> [Description of the task]
What you return should match every record exactly, with the images removed.
=-=-=-=-=
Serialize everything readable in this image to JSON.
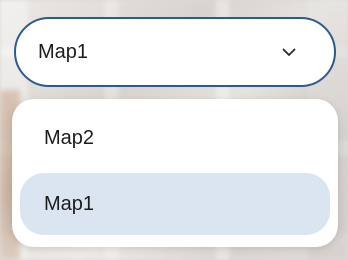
{
  "dropdown": {
    "selected_value": "Map1",
    "expanded": true,
    "options": [
      {
        "label": "Map2",
        "selected": false
      },
      {
        "label": "Map1",
        "selected": true
      }
    ]
  },
  "icons": {
    "toggle": "chevron-down-icon"
  },
  "colors": {
    "border": "#2f5a8c",
    "selected_option_bg": "#dbe5f1",
    "text": "#1c1c1c",
    "surface": "#ffffff"
  }
}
=-=-=-=-=
> [Solution for this exercise]
Serialize everything readable in this image to JSON.
{
  "dropdown": {
    "selected_value": "Map1",
    "expanded": true,
    "options": [
      {
        "label": "Map2",
        "selected": false
      },
      {
        "label": "Map1",
        "selected": true
      }
    ]
  },
  "icons": {
    "toggle": "chevron-down-icon"
  },
  "colors": {
    "border": "#2f5a8c",
    "selected_option_bg": "#dbe5f1",
    "text": "#1c1c1c",
    "surface": "#ffffff"
  }
}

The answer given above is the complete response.